V. Homeostatic Balances of Immunity

A.  Immunodeficiencies are any congenital or acquired conditions that cause immune cells, phagocytes, or complement to behave abnormally.

1.   Severe combined immunodeficiency (SCID) is a congenital condition that produces a deficit of B and T cells.

2.   Acquired immune deficiency syndrome (AIDS) cripples the immune system by  interfering with helper T cells.

B.  Autoimmune diseases occur when the immune system loses its ability to differentiate between self and nonself and ultimately destroys itself. There is often involvement of HLA type in susceptibility to autoimmune disease.

C.  Hypersensitivities, or allergies, are the result of the immune system causing tissue damage as it fights off a perceived threat that would otherwise be harmless.

→ **Problem set**
1) In one to three sentences, explain how the immunity outline says AIDS cripples the immune system.
2) Continue the immunity outline after its last sentence, on hypersensitivities.

(Extracted records)
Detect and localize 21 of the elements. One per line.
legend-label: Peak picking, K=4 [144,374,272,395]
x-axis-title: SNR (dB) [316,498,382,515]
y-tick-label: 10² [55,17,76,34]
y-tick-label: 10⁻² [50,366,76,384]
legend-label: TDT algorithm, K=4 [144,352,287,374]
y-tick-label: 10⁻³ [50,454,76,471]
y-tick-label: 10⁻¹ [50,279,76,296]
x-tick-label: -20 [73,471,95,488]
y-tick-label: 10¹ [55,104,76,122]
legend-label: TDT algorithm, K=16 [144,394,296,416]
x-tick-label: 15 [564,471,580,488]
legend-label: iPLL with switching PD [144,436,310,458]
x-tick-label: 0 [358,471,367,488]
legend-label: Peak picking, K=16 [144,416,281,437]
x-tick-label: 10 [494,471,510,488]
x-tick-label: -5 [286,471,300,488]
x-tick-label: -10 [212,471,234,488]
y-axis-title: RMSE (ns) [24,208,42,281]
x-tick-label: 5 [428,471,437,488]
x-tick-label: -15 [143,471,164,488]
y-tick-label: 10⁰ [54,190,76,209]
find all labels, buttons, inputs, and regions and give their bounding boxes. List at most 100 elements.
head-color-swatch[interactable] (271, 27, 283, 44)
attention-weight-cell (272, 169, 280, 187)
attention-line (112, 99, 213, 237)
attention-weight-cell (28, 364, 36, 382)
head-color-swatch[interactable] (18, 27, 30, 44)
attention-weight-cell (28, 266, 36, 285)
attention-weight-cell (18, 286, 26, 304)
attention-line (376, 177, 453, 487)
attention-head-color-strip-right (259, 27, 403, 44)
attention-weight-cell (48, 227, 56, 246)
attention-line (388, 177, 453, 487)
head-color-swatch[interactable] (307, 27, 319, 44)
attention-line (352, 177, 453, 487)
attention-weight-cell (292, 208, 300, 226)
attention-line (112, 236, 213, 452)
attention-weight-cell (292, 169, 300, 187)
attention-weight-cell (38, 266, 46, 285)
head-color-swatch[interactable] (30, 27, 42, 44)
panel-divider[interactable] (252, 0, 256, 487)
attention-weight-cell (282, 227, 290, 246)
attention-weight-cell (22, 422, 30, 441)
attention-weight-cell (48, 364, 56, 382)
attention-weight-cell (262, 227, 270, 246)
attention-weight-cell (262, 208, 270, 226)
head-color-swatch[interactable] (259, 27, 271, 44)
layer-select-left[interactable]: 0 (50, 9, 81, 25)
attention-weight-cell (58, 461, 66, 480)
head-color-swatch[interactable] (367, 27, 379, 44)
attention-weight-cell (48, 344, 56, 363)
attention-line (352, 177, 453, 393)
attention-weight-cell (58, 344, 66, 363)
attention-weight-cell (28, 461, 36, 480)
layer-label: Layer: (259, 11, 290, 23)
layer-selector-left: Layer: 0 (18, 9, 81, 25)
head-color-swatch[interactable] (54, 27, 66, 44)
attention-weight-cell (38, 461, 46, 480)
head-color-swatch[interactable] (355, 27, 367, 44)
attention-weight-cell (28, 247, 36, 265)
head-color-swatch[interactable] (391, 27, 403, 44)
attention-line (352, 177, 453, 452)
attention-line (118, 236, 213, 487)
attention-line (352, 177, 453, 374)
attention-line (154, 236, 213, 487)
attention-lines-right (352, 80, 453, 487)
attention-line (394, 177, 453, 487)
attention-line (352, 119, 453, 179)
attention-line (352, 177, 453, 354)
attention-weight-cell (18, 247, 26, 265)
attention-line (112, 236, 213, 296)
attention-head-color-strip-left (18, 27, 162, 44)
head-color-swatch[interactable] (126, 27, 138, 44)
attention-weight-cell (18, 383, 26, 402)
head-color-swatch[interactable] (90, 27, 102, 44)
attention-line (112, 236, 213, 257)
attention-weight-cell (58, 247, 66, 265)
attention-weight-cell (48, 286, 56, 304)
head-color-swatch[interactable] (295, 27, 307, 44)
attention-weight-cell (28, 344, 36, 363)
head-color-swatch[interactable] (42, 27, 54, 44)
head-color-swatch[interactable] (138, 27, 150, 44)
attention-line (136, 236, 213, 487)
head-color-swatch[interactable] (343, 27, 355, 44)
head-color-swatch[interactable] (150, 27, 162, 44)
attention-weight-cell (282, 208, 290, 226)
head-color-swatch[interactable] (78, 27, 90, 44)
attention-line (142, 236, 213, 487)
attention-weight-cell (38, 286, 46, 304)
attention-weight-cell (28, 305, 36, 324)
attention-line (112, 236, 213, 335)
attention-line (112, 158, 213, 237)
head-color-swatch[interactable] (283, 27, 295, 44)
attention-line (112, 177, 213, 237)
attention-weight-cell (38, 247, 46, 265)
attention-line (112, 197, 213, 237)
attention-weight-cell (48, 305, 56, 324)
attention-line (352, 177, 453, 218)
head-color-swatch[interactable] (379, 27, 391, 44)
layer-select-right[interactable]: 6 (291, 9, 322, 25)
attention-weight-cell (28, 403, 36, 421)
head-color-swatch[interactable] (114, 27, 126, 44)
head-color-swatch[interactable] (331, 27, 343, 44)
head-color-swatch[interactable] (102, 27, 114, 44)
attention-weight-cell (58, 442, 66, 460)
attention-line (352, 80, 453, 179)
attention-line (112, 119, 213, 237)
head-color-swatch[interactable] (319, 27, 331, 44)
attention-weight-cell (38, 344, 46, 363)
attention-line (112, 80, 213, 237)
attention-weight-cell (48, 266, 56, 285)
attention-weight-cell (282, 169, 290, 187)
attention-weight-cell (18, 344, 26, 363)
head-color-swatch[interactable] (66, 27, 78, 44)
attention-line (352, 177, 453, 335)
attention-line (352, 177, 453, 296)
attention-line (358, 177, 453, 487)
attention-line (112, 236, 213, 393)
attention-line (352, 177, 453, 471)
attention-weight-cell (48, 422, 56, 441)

→ **Answer list**
1) AIDS cripples the immune system by interfering with helper T cells.

2)
1.   Immediate hypersensitivities (Type I or anaphylactic) begin within seconds after contact and last about half an hour. IgE antibodies bind to the Fc receptor on basophils and mast cells and when allergen binds to the IgE molecules and crosslinks them they cause degranulation and release of histamine, leukotrienes and prostaglandins, which cause inflammation.

There are two basic kinds of reactions: systemic anaphylaxis and localized reactions.

Systemic anaphylaxis is anaphylactic shock and can be counteracted by epinephrine injection.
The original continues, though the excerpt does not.